:: EXERCISE MATERIALS ::
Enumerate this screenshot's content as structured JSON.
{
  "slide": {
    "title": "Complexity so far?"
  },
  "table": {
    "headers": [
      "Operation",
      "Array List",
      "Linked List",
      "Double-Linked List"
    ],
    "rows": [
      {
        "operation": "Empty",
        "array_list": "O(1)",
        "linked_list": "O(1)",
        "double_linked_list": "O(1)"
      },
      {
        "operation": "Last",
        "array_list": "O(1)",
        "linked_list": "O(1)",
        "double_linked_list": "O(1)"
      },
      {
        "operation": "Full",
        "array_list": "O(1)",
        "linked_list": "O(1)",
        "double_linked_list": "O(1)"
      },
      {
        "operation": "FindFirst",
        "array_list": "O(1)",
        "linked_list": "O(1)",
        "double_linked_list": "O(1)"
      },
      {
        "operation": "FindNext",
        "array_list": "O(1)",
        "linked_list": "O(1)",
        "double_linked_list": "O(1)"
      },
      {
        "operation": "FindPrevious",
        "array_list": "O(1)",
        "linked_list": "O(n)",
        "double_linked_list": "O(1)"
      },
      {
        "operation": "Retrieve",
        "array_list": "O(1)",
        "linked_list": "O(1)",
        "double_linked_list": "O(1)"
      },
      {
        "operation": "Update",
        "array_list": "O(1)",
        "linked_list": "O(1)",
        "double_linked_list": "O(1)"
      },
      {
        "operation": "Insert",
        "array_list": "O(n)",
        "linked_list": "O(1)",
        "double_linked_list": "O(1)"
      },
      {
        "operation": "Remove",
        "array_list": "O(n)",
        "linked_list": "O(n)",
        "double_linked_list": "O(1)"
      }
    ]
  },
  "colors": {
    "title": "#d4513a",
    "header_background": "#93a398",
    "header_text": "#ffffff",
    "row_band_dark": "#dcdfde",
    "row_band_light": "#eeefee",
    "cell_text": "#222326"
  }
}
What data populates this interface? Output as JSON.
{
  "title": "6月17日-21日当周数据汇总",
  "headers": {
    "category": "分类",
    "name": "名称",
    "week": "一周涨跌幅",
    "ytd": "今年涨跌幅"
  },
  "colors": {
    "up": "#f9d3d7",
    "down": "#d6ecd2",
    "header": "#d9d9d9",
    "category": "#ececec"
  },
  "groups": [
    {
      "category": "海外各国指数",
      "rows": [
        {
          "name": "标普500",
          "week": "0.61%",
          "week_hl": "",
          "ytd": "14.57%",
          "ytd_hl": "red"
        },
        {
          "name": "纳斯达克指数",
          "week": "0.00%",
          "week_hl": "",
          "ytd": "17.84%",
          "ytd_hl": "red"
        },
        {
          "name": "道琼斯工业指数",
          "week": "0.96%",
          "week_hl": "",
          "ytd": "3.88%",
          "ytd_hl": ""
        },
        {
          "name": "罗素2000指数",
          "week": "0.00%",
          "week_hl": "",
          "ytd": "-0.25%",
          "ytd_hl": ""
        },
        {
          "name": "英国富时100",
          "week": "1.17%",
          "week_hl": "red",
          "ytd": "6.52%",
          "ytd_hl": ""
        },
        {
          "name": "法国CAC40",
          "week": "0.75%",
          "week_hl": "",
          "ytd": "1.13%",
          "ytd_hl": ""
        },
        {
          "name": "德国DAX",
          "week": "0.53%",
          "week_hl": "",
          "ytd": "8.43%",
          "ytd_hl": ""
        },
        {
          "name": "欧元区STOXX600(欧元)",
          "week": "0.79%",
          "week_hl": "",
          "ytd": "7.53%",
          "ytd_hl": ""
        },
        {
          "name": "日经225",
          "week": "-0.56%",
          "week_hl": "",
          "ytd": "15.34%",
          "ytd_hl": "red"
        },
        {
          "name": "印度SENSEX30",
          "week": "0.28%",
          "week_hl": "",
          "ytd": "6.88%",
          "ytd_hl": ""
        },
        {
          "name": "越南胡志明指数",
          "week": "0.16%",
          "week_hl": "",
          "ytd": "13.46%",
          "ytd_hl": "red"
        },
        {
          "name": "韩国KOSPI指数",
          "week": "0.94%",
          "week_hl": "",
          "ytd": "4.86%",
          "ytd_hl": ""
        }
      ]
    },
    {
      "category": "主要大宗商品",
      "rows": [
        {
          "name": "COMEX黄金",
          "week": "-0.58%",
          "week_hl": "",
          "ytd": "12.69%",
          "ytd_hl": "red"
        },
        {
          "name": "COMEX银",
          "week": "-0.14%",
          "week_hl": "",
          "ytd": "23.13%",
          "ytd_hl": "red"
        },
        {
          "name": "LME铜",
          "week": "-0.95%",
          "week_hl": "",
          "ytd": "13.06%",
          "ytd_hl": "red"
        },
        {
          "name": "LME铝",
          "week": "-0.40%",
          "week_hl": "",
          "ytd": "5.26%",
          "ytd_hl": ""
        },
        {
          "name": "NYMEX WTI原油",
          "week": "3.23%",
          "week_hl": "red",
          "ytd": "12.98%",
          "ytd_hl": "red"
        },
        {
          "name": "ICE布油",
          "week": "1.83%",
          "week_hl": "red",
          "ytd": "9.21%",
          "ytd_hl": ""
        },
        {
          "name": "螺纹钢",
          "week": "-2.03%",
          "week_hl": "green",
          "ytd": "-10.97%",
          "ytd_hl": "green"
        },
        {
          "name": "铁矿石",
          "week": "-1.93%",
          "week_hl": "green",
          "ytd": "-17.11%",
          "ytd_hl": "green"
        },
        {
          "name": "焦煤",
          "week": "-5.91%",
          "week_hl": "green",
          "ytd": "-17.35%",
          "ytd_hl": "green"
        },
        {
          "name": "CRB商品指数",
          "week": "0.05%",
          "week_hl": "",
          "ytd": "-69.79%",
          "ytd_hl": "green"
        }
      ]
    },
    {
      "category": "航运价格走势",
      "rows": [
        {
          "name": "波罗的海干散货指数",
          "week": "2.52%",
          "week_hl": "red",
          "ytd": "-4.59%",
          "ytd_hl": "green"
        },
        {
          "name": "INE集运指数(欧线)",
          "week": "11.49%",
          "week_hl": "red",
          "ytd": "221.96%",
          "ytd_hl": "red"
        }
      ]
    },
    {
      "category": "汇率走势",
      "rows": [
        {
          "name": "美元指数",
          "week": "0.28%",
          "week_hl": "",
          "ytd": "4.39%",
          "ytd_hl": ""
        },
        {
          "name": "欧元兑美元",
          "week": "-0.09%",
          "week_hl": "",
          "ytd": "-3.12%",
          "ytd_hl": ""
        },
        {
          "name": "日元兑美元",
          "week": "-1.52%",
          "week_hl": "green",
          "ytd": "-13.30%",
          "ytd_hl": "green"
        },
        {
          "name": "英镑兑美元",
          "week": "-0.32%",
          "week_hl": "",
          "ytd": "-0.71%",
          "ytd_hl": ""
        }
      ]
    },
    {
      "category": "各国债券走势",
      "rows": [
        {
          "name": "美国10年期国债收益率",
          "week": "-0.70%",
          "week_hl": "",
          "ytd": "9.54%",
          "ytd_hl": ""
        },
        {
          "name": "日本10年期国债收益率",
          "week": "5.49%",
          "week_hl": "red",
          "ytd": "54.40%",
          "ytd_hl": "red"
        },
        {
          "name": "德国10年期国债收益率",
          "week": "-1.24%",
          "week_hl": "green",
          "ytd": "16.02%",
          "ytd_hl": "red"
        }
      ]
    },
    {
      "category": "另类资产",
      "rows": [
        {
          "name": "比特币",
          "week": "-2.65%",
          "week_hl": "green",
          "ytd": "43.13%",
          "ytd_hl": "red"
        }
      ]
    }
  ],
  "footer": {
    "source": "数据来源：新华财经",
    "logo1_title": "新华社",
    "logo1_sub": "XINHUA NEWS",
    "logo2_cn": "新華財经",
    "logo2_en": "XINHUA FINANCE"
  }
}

:: EXERCISE TASK ::
Show the lines of the records that include the string "this".

:: FULL ANSWER ::
Enumerate this screenshot's content as structured JSON.
What data populates this interface? Output as JSON.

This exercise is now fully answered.